「共育て」で描く未来ー「保護者とともに育てる」とはどういうこと?
ー新井先生が目指す保護者との「共育て」について教えてください。
私たち保育園は、仕事として保護者から子どもをお預かりしていますが、これって、親の代わりに私たち大人がいるというだけだと思うんです。
保護者と同じ気持ちで、子どもたちを見る…そういう保育園でありたいですね。
目指すのは、「一緒の想いの保育園」「大人も子どもも楽しめる保育園」です。
絵本プロジェクトに保護者に参加いただいているのは、そういう想いからです。
もともとは先生が、「子どもが好きな本」とか「○○先生のおすすめ絵本」と展示していたんですが、これなら保護者にも参加してもらえるなと考えました。最初は募集のポスターを貼っていたんですが、今は次々と「来月僕やります!」って、お父さんも参加してくれています。なかには、海外の同じ絵本を3冊、出版社違いで持ってこられたりする方もいますよ。翻訳の表現が違うんですって。僕のおすすめはこの訳ですと教えてくださって。

* [提供された情報]
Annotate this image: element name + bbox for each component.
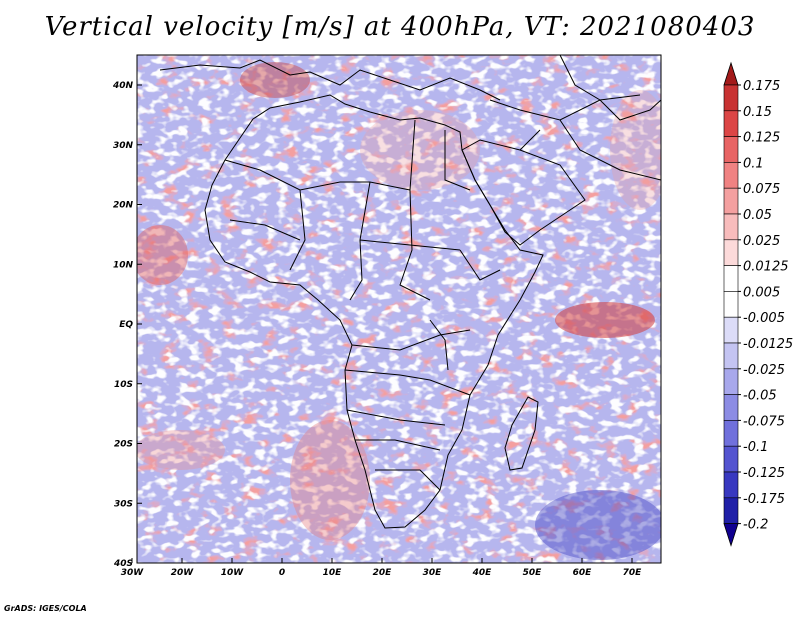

* [取り組む問題]
1. 「共育て」の記事について、次の問いに答えよ。
(a) 目指す保育園として挙げられている二つは何か。
(b) 保護者の参加を考える前、絵本を展示していたのは誰か。
(c) 海外の同じ絵本を出版社違いで3冊持ってきた人は、何が違うと言っていたか。
2. 「共育て」の記事の「絵本プロジェクトに保護者に参加いただいているのは、そういう想いからです。」から「の訳ですと教えてくださって。」までを、一字も変えずに書き写せ。
3. 「共育て」の記事が途切れたところから、続きを書け。

* [設問ごとの解答]
1.
(a) 「一緒の想いの保育園」と「大人も子どもも楽しめる保育園」
(b) 先生
(c) 翻訳の表現

2.
絵本プロジェクトに保護者に参加いただいているのは、そういう想いからです。
もともとは先生が、「子どもが好きな本」とか「○○先生のおすすめ絵本」と展示していたんですが、これなら保護者にも参加してもらえるなと考えました。最初は募集のポスターを貼っていたんですが、今は次々と「来月僕やります!」って、お父さんも参加してくれています。なかには、海外の同じ絵本を3冊、出版社違いで持ってこられたりする方もいますよ。翻訳の表現が違うんですって。僕のおすすめはこの訳ですと教えてくださって。

3.
今はコロナ禍で難しいですが、ゆくゆくは保護者主体のイベントもやりたいと思っています。
たとえば、保護者に電車の運転士さんがいたら、「電車博士」になってもらって、電車に興味のある子ども、大人に集まってもらったり。絵本プロジェクトに関わってくださる方を見ていると、大人にももっと保育園を楽しんでもらいたいと思いますね。
ー保護者にとっても保育園は「共に子育てをする仲間」で、仲間同士ともに園を楽しい場所にしていけるという考えはとても素敵ですね。
ここが、保護者にとっても思い入れのある場所になっているとうれしいですね。
そういえば先日、保護者から突然電話がかかってきて、「ランチをしていたら、近くの席に保活している方がいて、『クオリスという園が評判いいからそこにしたい』って言っているのが聞こえたんです」っておっしゃるんです。すごく興奮して、「自分が褒められているみたいで、わが子がそこに通っているっていうことがすごく嬉しくて」って。
コロナ禍で、保護者さんには園への立ち入りをご遠慮いただいていますし、行事もかなり制限していたので、園の活動に関わっていただく場面が少ないなか、お母さんがそのことをこんなに喜んでくれたのが嬉しかったですね。
ーその保護者さんには「共育て」の感覚を持っていただけているんでしょうね。こうした「共育て」につながったと感じる行事などはありますか?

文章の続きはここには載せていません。